■ Required work
Go through the data below. Pull out every line that has the word "Levels".

■ Listing

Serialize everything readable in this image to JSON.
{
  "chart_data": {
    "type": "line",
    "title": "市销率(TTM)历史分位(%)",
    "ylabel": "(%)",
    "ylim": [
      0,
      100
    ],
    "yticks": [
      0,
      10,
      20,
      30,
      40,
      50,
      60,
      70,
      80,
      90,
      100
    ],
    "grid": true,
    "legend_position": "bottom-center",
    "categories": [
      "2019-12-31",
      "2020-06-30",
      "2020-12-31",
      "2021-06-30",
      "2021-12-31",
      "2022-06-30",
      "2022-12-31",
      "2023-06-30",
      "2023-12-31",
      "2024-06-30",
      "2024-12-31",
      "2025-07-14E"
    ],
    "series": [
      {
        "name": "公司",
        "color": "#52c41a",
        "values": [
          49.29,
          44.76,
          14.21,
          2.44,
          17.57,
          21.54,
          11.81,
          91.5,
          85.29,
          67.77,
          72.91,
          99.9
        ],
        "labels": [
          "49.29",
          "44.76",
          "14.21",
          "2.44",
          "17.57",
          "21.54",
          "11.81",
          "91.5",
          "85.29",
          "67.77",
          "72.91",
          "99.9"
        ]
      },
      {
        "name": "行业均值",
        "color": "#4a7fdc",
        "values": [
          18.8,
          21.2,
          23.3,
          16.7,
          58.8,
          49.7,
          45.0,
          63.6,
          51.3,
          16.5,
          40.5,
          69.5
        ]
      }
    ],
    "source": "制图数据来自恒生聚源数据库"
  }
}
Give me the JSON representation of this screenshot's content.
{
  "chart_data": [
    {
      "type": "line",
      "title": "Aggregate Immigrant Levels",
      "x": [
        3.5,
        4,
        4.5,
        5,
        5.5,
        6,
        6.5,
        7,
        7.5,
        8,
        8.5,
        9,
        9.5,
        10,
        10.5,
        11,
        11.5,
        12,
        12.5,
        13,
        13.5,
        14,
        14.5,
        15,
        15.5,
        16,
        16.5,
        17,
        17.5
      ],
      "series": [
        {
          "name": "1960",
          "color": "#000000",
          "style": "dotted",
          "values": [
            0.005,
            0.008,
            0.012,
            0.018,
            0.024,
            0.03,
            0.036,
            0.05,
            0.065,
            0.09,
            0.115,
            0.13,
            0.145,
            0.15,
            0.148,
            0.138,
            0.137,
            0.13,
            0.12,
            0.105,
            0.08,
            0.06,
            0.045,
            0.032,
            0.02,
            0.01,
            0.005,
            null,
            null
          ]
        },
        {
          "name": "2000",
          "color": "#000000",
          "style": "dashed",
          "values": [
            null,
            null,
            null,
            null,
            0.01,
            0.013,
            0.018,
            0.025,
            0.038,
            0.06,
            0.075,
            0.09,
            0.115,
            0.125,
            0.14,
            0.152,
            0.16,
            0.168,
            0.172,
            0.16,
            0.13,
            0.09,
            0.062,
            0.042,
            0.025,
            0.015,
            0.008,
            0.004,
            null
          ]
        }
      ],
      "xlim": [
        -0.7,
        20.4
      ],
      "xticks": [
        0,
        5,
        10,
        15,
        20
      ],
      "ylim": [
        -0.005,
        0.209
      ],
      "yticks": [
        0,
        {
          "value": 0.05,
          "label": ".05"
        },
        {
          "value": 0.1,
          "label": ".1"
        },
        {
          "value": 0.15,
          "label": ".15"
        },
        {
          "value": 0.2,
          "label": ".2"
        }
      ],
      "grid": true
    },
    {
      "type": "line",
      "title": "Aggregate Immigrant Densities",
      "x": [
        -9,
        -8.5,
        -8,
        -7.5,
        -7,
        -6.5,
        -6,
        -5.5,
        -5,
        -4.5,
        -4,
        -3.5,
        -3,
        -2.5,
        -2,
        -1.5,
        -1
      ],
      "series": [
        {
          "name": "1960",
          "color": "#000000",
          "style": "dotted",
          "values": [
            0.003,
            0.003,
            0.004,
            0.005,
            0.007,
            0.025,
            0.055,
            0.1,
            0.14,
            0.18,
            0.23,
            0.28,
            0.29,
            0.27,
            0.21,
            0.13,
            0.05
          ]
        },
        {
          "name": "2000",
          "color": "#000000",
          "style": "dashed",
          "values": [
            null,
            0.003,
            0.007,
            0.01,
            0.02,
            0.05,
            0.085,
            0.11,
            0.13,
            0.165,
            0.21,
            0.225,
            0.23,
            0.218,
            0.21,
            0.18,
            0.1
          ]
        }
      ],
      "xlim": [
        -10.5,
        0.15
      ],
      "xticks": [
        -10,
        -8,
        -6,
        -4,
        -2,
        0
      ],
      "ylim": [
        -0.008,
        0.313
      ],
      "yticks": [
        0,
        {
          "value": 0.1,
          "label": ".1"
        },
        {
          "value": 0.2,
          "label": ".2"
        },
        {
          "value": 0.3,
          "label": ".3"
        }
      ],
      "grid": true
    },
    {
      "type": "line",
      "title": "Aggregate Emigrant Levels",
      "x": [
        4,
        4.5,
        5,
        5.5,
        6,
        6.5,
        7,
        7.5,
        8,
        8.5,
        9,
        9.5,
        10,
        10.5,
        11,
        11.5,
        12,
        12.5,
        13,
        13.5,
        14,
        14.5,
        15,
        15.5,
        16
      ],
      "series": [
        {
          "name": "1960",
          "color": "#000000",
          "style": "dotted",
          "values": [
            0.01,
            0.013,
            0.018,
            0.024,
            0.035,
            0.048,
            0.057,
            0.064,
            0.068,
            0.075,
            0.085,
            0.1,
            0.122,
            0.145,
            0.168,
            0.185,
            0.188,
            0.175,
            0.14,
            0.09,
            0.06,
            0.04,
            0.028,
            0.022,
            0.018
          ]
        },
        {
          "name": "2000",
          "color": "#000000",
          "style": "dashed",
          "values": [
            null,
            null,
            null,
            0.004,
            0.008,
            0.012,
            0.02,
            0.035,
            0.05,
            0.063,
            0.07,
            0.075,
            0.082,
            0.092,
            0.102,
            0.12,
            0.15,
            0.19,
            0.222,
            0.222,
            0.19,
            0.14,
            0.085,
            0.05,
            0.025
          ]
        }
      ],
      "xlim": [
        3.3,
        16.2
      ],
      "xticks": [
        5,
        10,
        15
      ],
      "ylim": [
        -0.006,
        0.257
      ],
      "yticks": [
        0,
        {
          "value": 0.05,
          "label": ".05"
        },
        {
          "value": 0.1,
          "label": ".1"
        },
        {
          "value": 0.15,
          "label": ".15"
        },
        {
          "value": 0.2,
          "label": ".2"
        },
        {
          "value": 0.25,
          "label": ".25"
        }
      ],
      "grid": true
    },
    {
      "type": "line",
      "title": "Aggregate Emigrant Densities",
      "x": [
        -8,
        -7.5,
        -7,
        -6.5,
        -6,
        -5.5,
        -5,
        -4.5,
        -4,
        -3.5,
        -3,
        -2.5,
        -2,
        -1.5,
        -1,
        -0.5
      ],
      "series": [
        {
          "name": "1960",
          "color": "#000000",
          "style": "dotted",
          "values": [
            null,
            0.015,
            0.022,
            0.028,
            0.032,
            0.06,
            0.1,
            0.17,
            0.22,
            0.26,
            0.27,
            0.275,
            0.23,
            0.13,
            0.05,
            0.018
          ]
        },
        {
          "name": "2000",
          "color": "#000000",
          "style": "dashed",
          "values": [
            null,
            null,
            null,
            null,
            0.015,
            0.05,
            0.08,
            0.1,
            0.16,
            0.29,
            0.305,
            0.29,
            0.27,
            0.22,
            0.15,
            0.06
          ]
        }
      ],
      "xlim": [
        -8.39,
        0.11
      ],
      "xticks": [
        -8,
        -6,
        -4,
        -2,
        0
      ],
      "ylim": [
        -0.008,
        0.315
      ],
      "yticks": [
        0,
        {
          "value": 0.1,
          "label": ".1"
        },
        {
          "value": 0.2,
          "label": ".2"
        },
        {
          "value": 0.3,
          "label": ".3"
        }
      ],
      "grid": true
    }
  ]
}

■ Problem solution
      "title": "Aggregate Immigrant Levels",
      "title": "Aggregate Emigrant Levels",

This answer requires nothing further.